Directions
Below is some material; set it all down exactly, apart from the pictures.

[Data records]
----------------------------------------
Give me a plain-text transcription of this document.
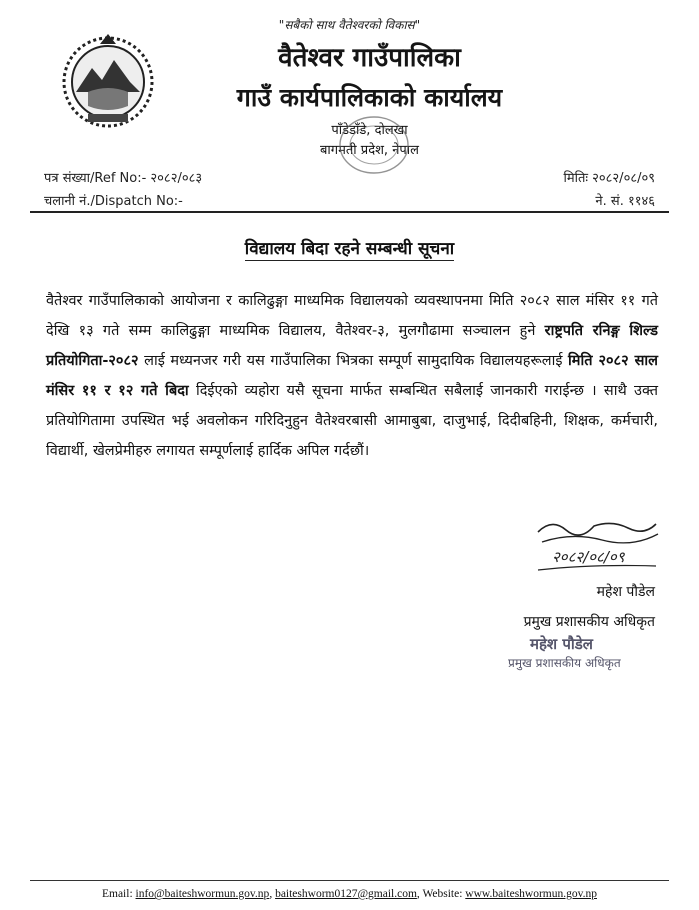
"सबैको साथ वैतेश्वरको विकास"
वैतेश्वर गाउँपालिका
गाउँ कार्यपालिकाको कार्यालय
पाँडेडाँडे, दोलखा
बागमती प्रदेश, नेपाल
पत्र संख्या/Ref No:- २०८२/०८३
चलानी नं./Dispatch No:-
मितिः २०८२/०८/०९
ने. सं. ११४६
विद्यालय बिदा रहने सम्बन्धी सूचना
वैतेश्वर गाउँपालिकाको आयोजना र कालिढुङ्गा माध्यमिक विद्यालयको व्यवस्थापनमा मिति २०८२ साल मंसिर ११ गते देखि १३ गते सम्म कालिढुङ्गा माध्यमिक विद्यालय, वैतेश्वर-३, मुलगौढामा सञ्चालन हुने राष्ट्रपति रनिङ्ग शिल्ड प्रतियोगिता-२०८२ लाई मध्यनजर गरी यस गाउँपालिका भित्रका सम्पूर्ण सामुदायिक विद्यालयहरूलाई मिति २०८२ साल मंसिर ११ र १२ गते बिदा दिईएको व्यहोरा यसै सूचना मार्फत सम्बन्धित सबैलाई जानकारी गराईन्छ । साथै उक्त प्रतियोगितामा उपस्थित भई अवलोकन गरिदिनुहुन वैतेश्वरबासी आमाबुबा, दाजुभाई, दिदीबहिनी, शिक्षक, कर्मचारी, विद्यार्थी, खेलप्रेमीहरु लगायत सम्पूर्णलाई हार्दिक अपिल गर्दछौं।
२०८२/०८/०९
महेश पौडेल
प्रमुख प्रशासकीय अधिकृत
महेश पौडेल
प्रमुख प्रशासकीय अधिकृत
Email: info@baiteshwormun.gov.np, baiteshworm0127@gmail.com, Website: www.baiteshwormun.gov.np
----------------------------------------
Response below
Give me a plain-text transcription of this document.
"सबैको साथ वैतेश्वरको विकास"
वैतेश्वर गाउँपालिका
गाउँ कार्यपालिकाको कार्यालय
पाँडेडाँडे, दोलखा
बागमती प्रदेश, नेपाल
पत्र संख्या/Ref No:- २०८२/०८३
चलानी नं./Dispatch No:-
मितिः २०८२/०८/०९
ने. सं. ११४६
विद्यालय बिदा रहने सम्बन्धी सूचना
वैतेश्वर गाउँपालिकाको आयोजना र कालिढुङ्गा माध्यमिक विद्यालयको व्यवस्थापनमा मिति २०८२ साल मंसिर ११ गते देखि १३ गते सम्म कालिढुङ्गा माध्यमिक विद्यालय, वैतेश्वर-३, मुलगौढामा सञ्चालन हुने राष्ट्रपति रनिङ्ग शिल्ड प्रतियोगिता-२०८२ लाई मध्यनजर गरी यस गाउँपालिका भित्रका सम्पूर्ण सामुदायिक विद्यालयहरूलाई मिति २०८२ साल मंसिर ११ र १२ गते बिदा दिईएको व्यहोरा यसै सूचना मार्फत सम्बन्धित सबैलाई जानकारी गराईन्छ । साथै उक्त प्रतियोगितामा उपस्थित भई अवलोकन गरिदिनुहुन वैतेश्वरबासी आमाबुबा, दाजुभाई, दिदीबहिनी, शिक्षक, कर्मचारी, विद्यार्थी, खेलप्रेमीहरु लगायत सम्पूर्णलाई हार्दिक अपिल गर्दछौं।
२०८२/०८/०९
महेश पौडेल
प्रमुख प्रशासकीय अधिकृत
महेश पौडेल
प्रमुख प्रशासकीय अधिकृत
Email: info@baiteshwormun.gov.np, baiteshworm0127@gmail.com, Website: www.baiteshwormun.gov.np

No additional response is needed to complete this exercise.